→ **Directive**: Count, in the entries, the lines with "trip". Answer with the number only.

┌──

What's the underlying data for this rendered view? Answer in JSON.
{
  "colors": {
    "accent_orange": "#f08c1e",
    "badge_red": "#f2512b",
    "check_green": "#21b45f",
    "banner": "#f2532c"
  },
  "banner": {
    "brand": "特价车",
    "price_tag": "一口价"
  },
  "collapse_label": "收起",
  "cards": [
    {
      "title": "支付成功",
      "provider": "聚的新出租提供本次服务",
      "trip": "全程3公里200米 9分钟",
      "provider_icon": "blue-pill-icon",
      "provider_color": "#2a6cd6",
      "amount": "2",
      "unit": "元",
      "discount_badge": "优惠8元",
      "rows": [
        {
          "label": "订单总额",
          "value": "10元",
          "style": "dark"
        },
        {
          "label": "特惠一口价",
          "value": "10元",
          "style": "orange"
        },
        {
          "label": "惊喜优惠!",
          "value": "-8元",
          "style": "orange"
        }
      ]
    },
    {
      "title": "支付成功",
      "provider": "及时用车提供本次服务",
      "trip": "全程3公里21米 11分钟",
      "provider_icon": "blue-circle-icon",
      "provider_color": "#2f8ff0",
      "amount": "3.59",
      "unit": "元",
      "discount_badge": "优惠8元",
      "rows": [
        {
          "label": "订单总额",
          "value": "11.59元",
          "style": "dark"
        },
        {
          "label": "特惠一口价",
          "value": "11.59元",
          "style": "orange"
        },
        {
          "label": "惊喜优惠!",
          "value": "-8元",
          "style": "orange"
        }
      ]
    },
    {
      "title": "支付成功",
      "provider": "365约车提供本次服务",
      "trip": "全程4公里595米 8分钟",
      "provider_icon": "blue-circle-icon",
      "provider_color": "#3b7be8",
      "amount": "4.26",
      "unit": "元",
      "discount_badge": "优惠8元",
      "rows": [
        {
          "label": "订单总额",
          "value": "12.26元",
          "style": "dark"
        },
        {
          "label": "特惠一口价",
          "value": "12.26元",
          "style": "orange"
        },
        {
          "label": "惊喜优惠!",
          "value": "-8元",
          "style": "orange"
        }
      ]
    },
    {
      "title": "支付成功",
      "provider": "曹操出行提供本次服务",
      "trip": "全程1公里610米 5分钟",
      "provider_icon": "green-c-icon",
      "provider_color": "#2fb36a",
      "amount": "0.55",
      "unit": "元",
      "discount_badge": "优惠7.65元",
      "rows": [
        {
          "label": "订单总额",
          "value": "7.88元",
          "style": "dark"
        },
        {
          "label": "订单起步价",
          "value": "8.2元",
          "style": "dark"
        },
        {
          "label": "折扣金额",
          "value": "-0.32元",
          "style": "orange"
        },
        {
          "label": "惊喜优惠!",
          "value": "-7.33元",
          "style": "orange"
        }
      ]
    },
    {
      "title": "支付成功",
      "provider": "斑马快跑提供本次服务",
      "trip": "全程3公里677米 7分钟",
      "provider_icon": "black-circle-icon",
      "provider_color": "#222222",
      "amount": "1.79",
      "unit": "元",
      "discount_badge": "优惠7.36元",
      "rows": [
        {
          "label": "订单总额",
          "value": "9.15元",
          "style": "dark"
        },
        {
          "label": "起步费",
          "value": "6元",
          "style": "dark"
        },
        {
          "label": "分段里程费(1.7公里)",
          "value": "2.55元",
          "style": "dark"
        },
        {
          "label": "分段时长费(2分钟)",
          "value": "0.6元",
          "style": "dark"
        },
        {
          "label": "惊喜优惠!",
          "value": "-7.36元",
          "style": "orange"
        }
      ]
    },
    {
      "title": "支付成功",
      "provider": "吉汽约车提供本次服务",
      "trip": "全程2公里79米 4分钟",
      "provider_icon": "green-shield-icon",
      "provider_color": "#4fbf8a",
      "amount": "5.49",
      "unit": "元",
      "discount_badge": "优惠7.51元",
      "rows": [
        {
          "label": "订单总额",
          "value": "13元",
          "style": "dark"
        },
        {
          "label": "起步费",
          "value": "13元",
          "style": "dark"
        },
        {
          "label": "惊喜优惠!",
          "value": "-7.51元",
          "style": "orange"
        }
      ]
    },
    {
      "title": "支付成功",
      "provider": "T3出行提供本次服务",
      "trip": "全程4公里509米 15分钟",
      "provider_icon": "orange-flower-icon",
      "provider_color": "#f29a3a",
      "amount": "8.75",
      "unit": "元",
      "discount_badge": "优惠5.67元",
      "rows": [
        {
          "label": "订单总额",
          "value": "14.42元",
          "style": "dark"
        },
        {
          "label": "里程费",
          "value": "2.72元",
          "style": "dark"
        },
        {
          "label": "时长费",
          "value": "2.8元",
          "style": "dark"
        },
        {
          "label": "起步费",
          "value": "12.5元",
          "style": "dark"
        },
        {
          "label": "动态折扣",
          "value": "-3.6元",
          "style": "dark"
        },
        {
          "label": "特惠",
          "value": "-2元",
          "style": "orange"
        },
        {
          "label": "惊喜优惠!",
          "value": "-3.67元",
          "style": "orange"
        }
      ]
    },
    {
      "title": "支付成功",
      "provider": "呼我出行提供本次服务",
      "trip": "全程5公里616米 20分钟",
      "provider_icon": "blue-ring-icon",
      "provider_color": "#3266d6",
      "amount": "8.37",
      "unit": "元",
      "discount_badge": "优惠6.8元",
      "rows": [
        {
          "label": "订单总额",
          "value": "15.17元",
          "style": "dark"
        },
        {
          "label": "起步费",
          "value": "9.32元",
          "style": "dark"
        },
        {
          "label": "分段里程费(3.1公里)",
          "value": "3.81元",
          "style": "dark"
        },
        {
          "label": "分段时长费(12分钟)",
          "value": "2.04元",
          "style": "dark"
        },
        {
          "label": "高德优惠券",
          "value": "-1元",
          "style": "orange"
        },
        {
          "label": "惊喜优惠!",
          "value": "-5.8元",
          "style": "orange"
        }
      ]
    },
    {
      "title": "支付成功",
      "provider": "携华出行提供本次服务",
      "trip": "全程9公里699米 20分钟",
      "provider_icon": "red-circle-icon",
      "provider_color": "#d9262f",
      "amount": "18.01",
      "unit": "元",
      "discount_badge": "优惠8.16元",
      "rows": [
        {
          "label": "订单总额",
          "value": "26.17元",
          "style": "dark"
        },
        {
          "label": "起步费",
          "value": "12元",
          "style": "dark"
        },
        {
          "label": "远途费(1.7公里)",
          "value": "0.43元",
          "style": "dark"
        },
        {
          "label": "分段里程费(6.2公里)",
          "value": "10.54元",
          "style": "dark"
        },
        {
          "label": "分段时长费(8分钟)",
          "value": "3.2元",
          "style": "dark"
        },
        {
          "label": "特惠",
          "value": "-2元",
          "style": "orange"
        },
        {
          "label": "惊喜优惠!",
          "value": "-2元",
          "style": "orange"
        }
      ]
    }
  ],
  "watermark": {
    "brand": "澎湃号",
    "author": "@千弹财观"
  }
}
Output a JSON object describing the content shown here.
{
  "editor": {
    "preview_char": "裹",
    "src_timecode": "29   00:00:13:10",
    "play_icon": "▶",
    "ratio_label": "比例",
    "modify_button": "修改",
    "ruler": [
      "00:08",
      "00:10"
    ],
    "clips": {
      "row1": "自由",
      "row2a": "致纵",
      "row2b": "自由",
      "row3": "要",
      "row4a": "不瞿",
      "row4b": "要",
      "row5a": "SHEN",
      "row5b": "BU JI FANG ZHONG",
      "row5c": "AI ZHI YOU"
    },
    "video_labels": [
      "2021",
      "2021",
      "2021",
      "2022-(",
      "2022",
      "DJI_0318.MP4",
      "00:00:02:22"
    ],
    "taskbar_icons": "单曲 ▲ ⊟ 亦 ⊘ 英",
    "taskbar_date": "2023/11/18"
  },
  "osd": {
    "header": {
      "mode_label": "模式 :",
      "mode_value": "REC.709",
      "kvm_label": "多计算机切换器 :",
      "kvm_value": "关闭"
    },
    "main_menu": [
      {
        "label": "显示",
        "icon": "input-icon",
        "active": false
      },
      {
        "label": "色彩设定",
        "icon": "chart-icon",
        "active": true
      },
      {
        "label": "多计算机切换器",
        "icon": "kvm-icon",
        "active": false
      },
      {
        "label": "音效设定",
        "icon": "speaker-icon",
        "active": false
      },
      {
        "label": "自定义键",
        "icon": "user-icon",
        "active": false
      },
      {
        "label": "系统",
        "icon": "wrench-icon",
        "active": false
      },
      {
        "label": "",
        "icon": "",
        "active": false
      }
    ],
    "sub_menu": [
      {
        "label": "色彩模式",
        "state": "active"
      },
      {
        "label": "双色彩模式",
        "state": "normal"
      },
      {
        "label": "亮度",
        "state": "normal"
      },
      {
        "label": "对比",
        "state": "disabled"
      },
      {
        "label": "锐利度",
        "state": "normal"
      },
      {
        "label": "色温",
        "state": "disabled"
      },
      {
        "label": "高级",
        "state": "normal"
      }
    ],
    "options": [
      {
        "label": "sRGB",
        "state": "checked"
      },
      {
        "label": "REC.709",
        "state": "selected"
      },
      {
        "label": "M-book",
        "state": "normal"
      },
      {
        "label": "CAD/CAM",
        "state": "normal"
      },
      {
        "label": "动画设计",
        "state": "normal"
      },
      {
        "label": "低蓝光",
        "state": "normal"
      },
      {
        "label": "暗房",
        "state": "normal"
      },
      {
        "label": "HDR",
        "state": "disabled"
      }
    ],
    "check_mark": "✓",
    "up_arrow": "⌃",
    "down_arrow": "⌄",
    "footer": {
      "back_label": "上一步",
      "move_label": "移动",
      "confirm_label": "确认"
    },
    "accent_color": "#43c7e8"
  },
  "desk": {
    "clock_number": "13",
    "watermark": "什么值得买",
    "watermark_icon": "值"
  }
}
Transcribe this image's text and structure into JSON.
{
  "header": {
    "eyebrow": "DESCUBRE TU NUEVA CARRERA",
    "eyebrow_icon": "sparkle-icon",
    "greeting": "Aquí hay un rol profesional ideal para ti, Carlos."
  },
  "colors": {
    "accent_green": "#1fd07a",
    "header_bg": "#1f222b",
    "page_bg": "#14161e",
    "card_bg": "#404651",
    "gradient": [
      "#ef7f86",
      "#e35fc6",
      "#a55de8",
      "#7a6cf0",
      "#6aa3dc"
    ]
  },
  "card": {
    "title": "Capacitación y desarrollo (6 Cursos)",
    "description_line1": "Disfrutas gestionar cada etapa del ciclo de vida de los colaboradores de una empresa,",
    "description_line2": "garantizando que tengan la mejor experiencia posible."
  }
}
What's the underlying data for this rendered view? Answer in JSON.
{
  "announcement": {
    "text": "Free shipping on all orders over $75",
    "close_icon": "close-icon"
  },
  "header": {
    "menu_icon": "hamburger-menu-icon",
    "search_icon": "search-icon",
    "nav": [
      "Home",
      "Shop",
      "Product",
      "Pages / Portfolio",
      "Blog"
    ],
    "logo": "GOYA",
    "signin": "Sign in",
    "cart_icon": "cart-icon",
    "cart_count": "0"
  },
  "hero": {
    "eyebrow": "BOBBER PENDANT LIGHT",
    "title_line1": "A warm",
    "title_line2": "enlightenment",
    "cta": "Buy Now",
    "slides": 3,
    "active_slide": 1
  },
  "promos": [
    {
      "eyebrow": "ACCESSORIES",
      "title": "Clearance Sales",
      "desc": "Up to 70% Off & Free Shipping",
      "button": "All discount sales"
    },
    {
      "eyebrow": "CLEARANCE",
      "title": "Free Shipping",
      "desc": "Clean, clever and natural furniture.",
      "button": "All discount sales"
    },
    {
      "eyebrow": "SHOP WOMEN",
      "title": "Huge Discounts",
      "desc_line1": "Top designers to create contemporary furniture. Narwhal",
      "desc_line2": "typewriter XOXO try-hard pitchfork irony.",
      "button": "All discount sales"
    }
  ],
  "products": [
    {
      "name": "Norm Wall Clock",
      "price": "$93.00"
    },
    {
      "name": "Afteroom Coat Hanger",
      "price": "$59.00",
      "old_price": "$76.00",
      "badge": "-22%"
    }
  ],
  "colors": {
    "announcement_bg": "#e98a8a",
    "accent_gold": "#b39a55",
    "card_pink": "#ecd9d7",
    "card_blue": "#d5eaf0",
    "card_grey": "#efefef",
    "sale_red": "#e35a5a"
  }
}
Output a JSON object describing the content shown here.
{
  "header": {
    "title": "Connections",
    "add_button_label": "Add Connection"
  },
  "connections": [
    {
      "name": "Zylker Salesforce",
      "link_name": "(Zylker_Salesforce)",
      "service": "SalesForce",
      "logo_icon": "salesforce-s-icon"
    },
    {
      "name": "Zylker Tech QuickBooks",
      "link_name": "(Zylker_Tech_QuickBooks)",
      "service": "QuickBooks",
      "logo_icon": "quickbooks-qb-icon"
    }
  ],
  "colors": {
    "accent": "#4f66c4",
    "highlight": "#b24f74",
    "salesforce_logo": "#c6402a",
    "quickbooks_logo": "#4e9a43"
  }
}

└──

→ **Response to the exercise**: 9